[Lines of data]

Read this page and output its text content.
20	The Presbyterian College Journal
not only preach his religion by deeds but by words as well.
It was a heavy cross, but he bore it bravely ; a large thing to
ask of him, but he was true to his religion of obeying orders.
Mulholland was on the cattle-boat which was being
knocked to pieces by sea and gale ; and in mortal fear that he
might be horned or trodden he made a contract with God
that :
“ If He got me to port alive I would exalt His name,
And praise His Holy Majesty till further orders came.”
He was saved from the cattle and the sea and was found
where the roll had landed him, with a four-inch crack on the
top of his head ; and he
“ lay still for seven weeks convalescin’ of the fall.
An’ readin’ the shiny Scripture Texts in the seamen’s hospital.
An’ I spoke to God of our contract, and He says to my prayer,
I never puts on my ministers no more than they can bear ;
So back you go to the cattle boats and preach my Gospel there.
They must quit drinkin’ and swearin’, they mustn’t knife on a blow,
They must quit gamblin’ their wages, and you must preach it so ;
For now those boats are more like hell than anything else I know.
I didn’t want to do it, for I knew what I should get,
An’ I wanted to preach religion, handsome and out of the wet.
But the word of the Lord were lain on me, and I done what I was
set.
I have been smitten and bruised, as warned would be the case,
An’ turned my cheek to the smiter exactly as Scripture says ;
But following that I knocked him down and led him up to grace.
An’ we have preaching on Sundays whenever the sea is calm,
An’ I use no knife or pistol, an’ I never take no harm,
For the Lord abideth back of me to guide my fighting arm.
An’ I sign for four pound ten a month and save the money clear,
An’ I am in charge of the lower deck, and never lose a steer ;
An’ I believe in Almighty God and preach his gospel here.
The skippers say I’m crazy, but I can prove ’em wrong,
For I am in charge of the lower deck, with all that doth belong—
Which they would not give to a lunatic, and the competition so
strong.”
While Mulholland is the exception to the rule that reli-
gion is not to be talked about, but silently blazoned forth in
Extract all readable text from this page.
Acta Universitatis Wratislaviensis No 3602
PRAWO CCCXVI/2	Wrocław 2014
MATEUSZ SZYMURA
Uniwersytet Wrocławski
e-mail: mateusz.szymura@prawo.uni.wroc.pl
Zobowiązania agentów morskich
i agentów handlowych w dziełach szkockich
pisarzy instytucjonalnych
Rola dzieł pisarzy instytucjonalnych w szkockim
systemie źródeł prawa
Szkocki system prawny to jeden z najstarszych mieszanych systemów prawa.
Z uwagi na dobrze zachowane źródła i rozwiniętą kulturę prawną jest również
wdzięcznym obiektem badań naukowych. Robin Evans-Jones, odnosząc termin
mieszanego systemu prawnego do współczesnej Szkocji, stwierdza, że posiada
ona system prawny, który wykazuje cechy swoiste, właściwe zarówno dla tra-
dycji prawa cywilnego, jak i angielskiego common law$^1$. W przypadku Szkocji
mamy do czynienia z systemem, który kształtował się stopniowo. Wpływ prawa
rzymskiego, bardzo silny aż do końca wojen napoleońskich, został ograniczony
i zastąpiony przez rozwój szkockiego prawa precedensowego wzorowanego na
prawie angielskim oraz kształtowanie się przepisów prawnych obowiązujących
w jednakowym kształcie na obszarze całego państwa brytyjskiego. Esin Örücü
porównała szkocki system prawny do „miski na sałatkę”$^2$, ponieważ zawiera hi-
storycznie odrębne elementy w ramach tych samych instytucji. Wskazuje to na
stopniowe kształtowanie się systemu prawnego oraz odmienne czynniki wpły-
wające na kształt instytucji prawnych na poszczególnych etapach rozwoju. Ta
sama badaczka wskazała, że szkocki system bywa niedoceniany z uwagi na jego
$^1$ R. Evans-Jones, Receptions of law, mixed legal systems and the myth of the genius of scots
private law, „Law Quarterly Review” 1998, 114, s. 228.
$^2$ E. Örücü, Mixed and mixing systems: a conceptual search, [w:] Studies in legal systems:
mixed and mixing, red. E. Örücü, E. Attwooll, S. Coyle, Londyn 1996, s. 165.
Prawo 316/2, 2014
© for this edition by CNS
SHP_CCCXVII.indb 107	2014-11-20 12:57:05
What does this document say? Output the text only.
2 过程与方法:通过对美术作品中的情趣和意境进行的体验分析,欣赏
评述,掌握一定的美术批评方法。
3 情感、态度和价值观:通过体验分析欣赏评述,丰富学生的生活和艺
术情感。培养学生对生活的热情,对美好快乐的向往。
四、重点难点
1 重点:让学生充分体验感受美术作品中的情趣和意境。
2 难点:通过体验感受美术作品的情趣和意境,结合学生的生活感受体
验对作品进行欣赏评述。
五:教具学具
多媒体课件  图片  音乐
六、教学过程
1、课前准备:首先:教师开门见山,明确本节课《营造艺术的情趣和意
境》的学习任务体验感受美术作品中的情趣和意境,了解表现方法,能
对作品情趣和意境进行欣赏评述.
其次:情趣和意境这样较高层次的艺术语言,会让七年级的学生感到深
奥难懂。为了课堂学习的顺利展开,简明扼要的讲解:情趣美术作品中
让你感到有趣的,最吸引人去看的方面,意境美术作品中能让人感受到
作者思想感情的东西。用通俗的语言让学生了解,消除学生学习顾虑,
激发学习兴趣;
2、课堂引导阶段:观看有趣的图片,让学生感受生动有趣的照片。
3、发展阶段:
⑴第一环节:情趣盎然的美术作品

> TASK DESCRIPTION: Extract every line from the one containing "What does this" to the end of the entries, including both of those lines, exactly as given and with nothing added.

> EXERCISE RESULT:
What does this document say? Output the text only.
2 过程与方法:通过对美术作品中的情趣和意境进行的体验分析,欣赏
评述,掌握一定的美术批评方法。
3 情感、态度和价值观:通过体验分析欣赏评述,丰富学生的生活和艺
术情感。培养学生对生活的热情,对美好快乐的向往。
四、重点难点
1 重点:让学生充分体验感受美术作品中的情趣和意境。
2 难点:通过体验感受美术作品的情趣和意境,结合学生的生活感受体
验对作品进行欣赏评述。
五:教具学具
多媒体课件  图片  音乐
六、教学过程
1、课前准备:首先:教师开门见山,明确本节课《营造艺术的情趣和意
境》的学习任务体验感受美术作品中的情趣和意境,了解表现方法,能
对作品情趣和意境进行欣赏评述.
其次:情趣和意境这样较高层次的艺术语言,会让七年级的学生感到深
奥难懂。为了课堂学习的顺利展开,简明扼要的讲解:情趣美术作品中
让你感到有趣的,最吸引人去看的方面,意境美术作品中能让人感受到
作者思想感情的东西。用通俗的语言让学生了解,消除学生学习顾虑,
激发学习兴趣;
2、课堂引导阶段:观看有趣的图片,让学生感受生动有趣的照片。
3、发展阶段:
⑴第一环节:情趣盎然的美术作品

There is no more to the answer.